SUPPLIED MATERIAL ->
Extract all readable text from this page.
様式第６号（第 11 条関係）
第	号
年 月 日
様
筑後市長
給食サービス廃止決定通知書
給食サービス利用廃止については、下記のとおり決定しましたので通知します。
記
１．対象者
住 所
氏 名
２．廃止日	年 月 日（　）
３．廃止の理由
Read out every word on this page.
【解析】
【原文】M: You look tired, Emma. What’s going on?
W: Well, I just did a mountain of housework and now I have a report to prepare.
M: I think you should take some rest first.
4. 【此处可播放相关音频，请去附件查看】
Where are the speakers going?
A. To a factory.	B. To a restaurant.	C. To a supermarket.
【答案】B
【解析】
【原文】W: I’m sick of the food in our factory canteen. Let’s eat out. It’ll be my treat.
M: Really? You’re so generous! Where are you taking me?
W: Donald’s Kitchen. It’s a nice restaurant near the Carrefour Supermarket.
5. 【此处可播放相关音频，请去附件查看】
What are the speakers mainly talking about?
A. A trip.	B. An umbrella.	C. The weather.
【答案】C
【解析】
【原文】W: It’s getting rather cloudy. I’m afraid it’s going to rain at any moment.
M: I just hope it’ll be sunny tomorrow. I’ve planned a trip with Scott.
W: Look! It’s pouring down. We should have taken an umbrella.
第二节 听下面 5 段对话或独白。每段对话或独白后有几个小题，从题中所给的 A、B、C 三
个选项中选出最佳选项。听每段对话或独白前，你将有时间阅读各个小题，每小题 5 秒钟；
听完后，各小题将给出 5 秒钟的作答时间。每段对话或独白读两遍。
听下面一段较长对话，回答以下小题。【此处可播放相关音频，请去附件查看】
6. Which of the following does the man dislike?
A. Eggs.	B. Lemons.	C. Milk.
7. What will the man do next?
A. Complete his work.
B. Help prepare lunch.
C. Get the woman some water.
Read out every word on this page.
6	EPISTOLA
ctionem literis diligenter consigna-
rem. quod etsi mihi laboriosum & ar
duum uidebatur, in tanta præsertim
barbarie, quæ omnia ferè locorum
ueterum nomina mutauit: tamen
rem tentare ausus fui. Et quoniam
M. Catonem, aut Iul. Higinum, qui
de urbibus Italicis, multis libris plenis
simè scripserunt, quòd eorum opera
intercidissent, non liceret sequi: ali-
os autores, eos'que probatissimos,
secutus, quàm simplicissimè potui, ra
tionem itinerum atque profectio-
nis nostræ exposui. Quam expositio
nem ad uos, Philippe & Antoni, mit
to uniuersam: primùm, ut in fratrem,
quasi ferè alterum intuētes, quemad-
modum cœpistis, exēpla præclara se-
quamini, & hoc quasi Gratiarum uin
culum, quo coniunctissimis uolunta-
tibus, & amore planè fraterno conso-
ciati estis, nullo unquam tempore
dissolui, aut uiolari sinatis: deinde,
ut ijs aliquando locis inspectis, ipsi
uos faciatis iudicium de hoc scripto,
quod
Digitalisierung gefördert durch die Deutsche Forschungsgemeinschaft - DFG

WHAT IS BEING ASKED -> What is needed here is an exact reproduction of all the entries.

WRITTEN ANSWER ->
Extract all readable text from this page.
様式第６号（第 11 条関係）
第	号
年 月 日
様
筑後市長
給食サービス廃止決定通知書
給食サービス利用廃止については、下記のとおり決定しましたので通知します。
記
１．対象者
住 所
氏 名
２．廃止日	年 月 日（　）
３．廃止の理由
Read out every word on this page.
【解析】
【原文】M: You look tired, Emma. What’s going on?
W: Well, I just did a mountain of housework and now I have a report to prepare.
M: I think you should take some rest first.
4. 【此处可播放相关音频，请去附件查看】
Where are the speakers going?
A. To a factory.	B. To a restaurant.	C. To a supermarket.
【答案】B
【解析】
【原文】W: I’m sick of the food in our factory canteen. Let’s eat out. It’ll be my treat.
M: Really? You’re so generous! Where are you taking me?
W: Donald’s Kitchen. It’s a nice restaurant near the Carrefour Supermarket.
5. 【此处可播放相关音频，请去附件查看】
What are the speakers mainly talking about?
A. A trip.	B. An umbrella.	C. The weather.
【答案】C
【解析】
【原文】W: It’s getting rather cloudy. I’m afraid it’s going to rain at any moment.
M: I just hope it’ll be sunny tomorrow. I’ve planned a trip with Scott.
W: Look! It’s pouring down. We should have taken an umbrella.
第二节 听下面 5 段对话或独白。每段对话或独白后有几个小题，从题中所给的 A、B、C 三
个选项中选出最佳选项。听每段对话或独白前，你将有时间阅读各个小题，每小题 5 秒钟；
听完后，各小题将给出 5 秒钟的作答时间。每段对话或独白读两遍。
听下面一段较长对话，回答以下小题。【此处可播放相关音频，请去附件查看】
6. Which of the following does the man dislike?
A. Eggs.	B. Lemons.	C. Milk.
7. What will the man do next?
A. Complete his work.
B. Help prepare lunch.
C. Get the woman some water.
Read out every word on this page.
6	EPISTOLA
ctionem literis diligenter consigna-
rem. quod etsi mihi laboriosum & ar
duum uidebatur, in tanta præsertim
barbarie, quæ omnia ferè locorum
ueterum nomina mutauit: tamen
rem tentare ausus fui. Et quoniam
M. Catonem, aut Iul. Higinum, qui
de urbibus Italicis, multis libris plenis
simè scripserunt, quòd eorum opera
intercidissent, non liceret sequi: ali-
os autores, eos'que probatissimos,
secutus, quàm simplicissimè potui, ra
tionem itinerum atque profectio-
nis nostræ exposui. Quam expositio
nem ad uos, Philippe & Antoni, mit
to uniuersam: primùm, ut in fratrem,
quasi ferè alterum intuētes, quemad-
modum cœpistis, exēpla præclara se-
quamini, & hoc quasi Gratiarum uin
culum, quo coniunctissimis uolunta-
tibus, & amore planè fraterno conso-
ciati estis, nullo unquam tempore
dissolui, aut uiolari sinatis: deinde,
ut ijs aliquando locis inspectis, ipsi
uos faciatis iudicium de hoc scripto,
quod
Digitalisierung gefördert durch die Deutsche Forschungsgemeinschaft - DFG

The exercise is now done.